[Lines of data]
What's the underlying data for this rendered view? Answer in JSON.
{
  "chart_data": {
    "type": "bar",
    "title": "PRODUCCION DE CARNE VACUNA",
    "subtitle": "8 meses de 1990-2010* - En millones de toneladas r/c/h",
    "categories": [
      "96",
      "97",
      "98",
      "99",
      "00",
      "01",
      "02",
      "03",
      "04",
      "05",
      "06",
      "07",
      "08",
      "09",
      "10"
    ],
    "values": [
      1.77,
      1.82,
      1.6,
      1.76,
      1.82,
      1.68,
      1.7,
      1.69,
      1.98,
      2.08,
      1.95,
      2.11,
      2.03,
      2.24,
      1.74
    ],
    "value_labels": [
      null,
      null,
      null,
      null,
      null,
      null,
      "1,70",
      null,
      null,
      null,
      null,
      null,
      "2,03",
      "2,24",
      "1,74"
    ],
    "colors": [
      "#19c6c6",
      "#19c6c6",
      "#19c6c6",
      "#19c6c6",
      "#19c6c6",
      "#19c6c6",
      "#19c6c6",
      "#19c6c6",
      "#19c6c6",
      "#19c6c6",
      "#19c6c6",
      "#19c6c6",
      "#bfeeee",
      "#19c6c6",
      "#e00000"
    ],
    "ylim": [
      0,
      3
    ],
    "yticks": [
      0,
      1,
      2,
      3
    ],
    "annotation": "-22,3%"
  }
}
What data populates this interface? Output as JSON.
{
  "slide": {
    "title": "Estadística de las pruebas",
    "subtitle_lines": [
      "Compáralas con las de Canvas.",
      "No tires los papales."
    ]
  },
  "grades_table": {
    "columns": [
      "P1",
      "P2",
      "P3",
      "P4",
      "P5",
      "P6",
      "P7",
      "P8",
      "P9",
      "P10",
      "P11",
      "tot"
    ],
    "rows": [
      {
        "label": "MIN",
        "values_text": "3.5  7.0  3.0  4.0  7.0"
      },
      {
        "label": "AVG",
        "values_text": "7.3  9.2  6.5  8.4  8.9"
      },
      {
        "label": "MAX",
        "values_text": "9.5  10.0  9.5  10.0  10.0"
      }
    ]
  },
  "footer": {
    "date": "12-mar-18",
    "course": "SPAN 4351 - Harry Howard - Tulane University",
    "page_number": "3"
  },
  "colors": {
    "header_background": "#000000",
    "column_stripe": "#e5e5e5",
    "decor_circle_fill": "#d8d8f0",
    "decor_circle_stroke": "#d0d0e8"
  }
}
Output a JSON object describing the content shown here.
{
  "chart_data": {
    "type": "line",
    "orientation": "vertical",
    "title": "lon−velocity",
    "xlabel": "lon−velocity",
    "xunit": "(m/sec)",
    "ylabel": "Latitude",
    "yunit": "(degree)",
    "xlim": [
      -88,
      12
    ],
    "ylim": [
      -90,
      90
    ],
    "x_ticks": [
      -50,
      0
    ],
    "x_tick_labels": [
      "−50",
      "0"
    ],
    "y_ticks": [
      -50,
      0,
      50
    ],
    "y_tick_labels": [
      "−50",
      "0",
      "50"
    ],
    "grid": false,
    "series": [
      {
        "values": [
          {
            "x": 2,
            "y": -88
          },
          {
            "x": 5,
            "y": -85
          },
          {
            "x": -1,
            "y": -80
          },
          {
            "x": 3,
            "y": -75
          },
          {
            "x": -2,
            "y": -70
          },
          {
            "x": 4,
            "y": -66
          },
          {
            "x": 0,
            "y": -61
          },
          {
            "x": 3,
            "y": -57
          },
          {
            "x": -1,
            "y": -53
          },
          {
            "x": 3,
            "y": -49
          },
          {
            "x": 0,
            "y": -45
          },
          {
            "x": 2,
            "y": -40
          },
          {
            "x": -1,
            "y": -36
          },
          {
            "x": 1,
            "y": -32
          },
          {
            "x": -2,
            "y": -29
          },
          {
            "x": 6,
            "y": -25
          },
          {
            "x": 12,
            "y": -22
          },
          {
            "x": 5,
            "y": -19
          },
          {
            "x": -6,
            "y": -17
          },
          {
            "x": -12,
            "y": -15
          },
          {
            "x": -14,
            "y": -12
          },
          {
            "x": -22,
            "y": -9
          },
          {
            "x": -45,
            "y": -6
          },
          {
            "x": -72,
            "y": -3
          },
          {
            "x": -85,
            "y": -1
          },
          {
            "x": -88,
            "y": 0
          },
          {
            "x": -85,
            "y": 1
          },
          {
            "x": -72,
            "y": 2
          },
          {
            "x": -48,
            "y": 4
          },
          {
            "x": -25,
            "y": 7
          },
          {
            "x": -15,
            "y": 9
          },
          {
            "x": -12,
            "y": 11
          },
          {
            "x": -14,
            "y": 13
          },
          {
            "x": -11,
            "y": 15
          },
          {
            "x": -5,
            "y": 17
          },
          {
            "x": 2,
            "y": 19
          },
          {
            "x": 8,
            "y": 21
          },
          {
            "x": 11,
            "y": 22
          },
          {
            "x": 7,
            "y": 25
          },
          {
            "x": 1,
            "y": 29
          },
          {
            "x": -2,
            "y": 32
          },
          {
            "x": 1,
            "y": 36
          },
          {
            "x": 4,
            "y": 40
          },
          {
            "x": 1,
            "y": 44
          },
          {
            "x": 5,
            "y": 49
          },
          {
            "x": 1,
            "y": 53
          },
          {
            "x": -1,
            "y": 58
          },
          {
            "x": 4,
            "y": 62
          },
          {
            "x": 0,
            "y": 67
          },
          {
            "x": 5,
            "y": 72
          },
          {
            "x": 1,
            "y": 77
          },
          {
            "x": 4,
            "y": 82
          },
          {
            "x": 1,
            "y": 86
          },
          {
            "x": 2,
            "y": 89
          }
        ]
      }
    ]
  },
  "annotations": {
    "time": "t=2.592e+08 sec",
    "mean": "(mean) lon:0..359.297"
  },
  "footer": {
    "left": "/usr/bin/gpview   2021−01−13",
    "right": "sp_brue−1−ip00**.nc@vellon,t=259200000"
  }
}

- Exercise
Gather each line from the listing above that holds "What".

- Task result
What's the underlying data for this rendered view? Answer in JSON.
What data populates this interface? Output as JSON.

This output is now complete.